### Source passage
These are notes for a talk given to the Fresno Open Source Users Group on August 16, 2007
Computer control of electronic measurements, which has been available to scientific laboratories since the mid-1970's, is now easily within the budget of the electronic hobbyist. The work described here uses completely free (libre and gratis) software and about $200 of electronic parts. Digital and analog voltages may be measured with useful time resolution (4 uS and 24 uS, respectively), numerous $2 thermometers monitored, and electronic gadgetry controlled with this small investment.
The supporting software on a Linux system involves C-programming of the USB bus, directly as well as indirectly via a serial interface. It also involves creating assembly code for a microprocessor, and uploading that code into the processor via the USB bus. The C-program uses signals, data reads that can time out, a little X-Window code, and multi-threading in several ways.
The key devices that enable easy interfacing between the Linux USB ports and electronic devices are inexpensive devices from DLP Design, the DLP-2232PB-G and DLP-2232M-G, which are based on the FTDI FT2232C USB-serial interface chip. The following notes outline how open source software has been used to support these devices. Aspects that gave the author difficulty are given special emphasis. Links to code and specification sheets are provided so that this work may be easily duplicated and expanded.
Remember to check the man pages for the various functions mentioned below.
The code written for this work is in the following files:
(Please excuse the inclusion of function definitions in my .h files.)
A deeper discussion of the material convered in this page can be found at http://yosemitefoothills.com/Electronics.

Spatial layout entries
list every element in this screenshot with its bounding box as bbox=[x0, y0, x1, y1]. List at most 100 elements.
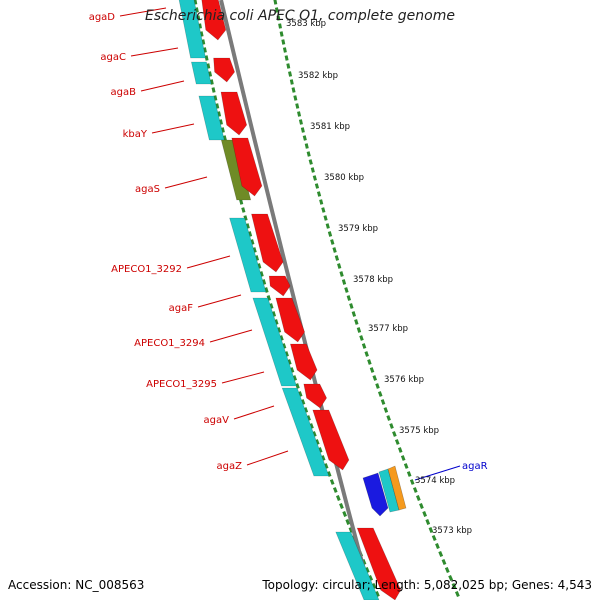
gene-label: kbaY bbox=[123, 129, 148, 140]
gene-segment-red bbox=[220, 91, 248, 136]
gene-label: agaF bbox=[169, 303, 194, 314]
outer-tick-mark bbox=[222, 135, 227, 141]
gene-segment-cyan bbox=[252, 297, 297, 387]
inner-tick-mark bbox=[295, 103, 300, 109]
inner-tick-mark bbox=[314, 183, 320, 189]
inner-tick-mark bbox=[278, 23, 282, 29]
gene-segment-cyan bbox=[191, 61, 212, 85]
outer-tick-mark bbox=[217, 111, 222, 117]
outer-tick-mark bbox=[194, 7, 199, 13]
outer-tick-mark bbox=[312, 431, 317, 437]
outer-tick-mark bbox=[208, 71, 213, 77]
gene-segment-red bbox=[303, 383, 327, 409]
gene-label-leader bbox=[140, 80, 185, 92]
feature-track bbox=[178, 0, 407, 600]
gene-label-layer: agaD agaC agaB kbaY agaS APECO1_3292 agaF APECO… bbox=[89, 7, 488, 481]
outer-tick-mark bbox=[196, 15, 201, 21]
outer-tick-mark bbox=[329, 479, 335, 485]
inner-tick-mark bbox=[344, 287, 349, 293]
gene-label: agaR bbox=[462, 461, 488, 472]
outer-tick-mark bbox=[261, 279, 267, 285]
inner-tick-mark bbox=[386, 415, 391, 421]
inner-tick-track bbox=[273, 0, 460, 597]
inner-tick-mark bbox=[375, 383, 380, 389]
scale-label-layer: 3583 kbp 3582 kbp 3581 kbp 3580 kbp 3579 kbp… bbox=[286, 19, 472, 536]
outer-tick-mark bbox=[295, 383, 300, 389]
gene-label-leader bbox=[197, 294, 242, 308]
inner-tick-mark bbox=[372, 375, 378, 381]
outer-tick-mark bbox=[284, 351, 289, 357]
gene-label: agaZ bbox=[217, 461, 243, 472]
inner-tick-mark bbox=[286, 63, 291, 69]
scale-label: 3578 kbp bbox=[353, 275, 393, 285]
inner-tick-mark bbox=[419, 503, 424, 509]
gene-segment-red bbox=[201, 0, 227, 41]
outer-tick-mark bbox=[254, 255, 260, 261]
outer-tick-mark bbox=[309, 423, 314, 429]
inner-tick-mark bbox=[425, 519, 431, 525]
inner-tick-mark bbox=[306, 151, 311, 157]
gene-segment-red bbox=[231, 137, 263, 197]
scale-label: 3580 kbp bbox=[324, 173, 364, 183]
outer-tick-mark bbox=[201, 39, 206, 45]
inner-tick-mark bbox=[383, 407, 389, 413]
outer-tick-mark bbox=[243, 215, 248, 221]
gene-segment-red bbox=[275, 297, 305, 343]
inner-tick-mark bbox=[297, 111, 302, 117]
inner-tick-mark bbox=[444, 567, 450, 573]
gene-label-leader bbox=[414, 465, 461, 481]
scale-label: 3579 kbp bbox=[338, 224, 378, 234]
inner-tick-mark bbox=[300, 127, 305, 133]
inner-tick-mark bbox=[356, 327, 362, 333]
inner-tick-mark bbox=[308, 159, 313, 165]
scale-label: 3582 kbp bbox=[298, 71, 338, 81]
outer-tick-mark bbox=[218, 119, 223, 125]
scale-label: 3581 kbp bbox=[310, 122, 350, 132]
outer-tick-mark bbox=[245, 223, 250, 229]
outer-tick-mark bbox=[213, 95, 218, 101]
gene-label-leader bbox=[209, 329, 253, 343]
gene-label: agaS bbox=[135, 184, 160, 195]
inner-tick-mark bbox=[279, 31, 284, 37]
outer-tick-mark bbox=[279, 335, 284, 341]
gene-segment-cyan bbox=[335, 531, 380, 600]
gene-label-leader bbox=[221, 371, 265, 384]
inner-tick-mark bbox=[389, 423, 394, 429]
outer-tick-mark bbox=[281, 343, 287, 349]
outer-tick-mark bbox=[342, 511, 347, 517]
gene-segment-cyan bbox=[178, 0, 206, 59]
inner-tick-mark bbox=[293, 95, 298, 101]
gene-label: agaD bbox=[89, 12, 116, 23]
inner-tick-mark bbox=[441, 559, 447, 565]
outer-tick-mark bbox=[297, 391, 303, 397]
inner-tick-mark bbox=[400, 455, 406, 461]
gene-segment-cyan bbox=[229, 217, 267, 293]
inner-tick-mark bbox=[330, 239, 335, 245]
outer-tick-mark bbox=[303, 407, 309, 413]
outer-tick-mark bbox=[289, 367, 295, 373]
outer-tick-mark bbox=[274, 319, 279, 325]
inner-tick-mark bbox=[422, 511, 427, 517]
outer-tick-mark bbox=[371, 583, 377, 589]
outer-tick-mark bbox=[320, 455, 326, 461]
inner-tick-mark bbox=[334, 255, 340, 261]
inner-tick-mark bbox=[319, 199, 324, 205]
outer-tick-mark bbox=[259, 271, 264, 277]
gene-label-leader bbox=[233, 405, 275, 420]
inner-tick-mark bbox=[455, 591, 460, 597]
outer-tick-mark bbox=[209, 79, 214, 85]
inner-tick-mark bbox=[451, 583, 457, 589]
outer-tick-mark bbox=[326, 471, 332, 477]
inner-tick-mark bbox=[412, 487, 418, 493]
outer-tick-mark bbox=[271, 311, 277, 317]
inner-tick-mark bbox=[428, 527, 434, 533]
scale-label: 3583 kbp bbox=[286, 19, 326, 29]
inner-tick-mark bbox=[339, 271, 344, 277]
outer-tick-mark bbox=[211, 87, 216, 93]
inner-tick-mark bbox=[349, 303, 354, 309]
inner-tick-mark bbox=[304, 143, 309, 149]
inner-tick-mark bbox=[448, 574, 454, 582]
gene-label-leader bbox=[130, 47, 179, 57]
inner-tick-mark bbox=[291, 87, 296, 93]
inner-tick-mark bbox=[431, 535, 437, 541]
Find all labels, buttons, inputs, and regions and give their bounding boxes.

### To be done
- a) Return everything in the talk notes from "Remember to check" down to "found at http://yosemitefoothills.com/Electronics.".
- b) For each statement below, say yes or no to whether the talk notes agree with it, and quote the words from the talk notes that decide it. (i) The work uses about $200 of electronic parts. (ii) Analog voltages can be measured with a time resolution of 4 uS. (iii) The DLP Design devices are based on the FTDI FT2232C chip.
- c) Turn the paragraph of the talk notes that begins "The supporting software on a Linux system" into a short list that keeps its main facts.

### Results for the exercise
- a)
Remember to check the man pages for the various functions mentioned below.
The code written for this work is in the following files:
(Please excuse the inclusion of function definitions in my .h files.)
A deeper discussion of the material convered in this page can be found at http://yosemitefoothills.com/Electronics.

- b)
(i) Yes: "about $200 of electronic parts"
(ii) No: "Digital and analog voltages may be measured with useful time resolution (4 uS and 24 uS, respectively)"
(iii) Yes: "which are based on the FTDI FT2232C USB-serial interface chip"

- c)
- C programming of the USB bus on Linux, both directly and through a serial interface
- Creating assembly code for a microprocessor and uploading it to the processor through the USB bus
- A C program that uses signals, data reads that can time out, some X-Window code, and multi-threading in several ways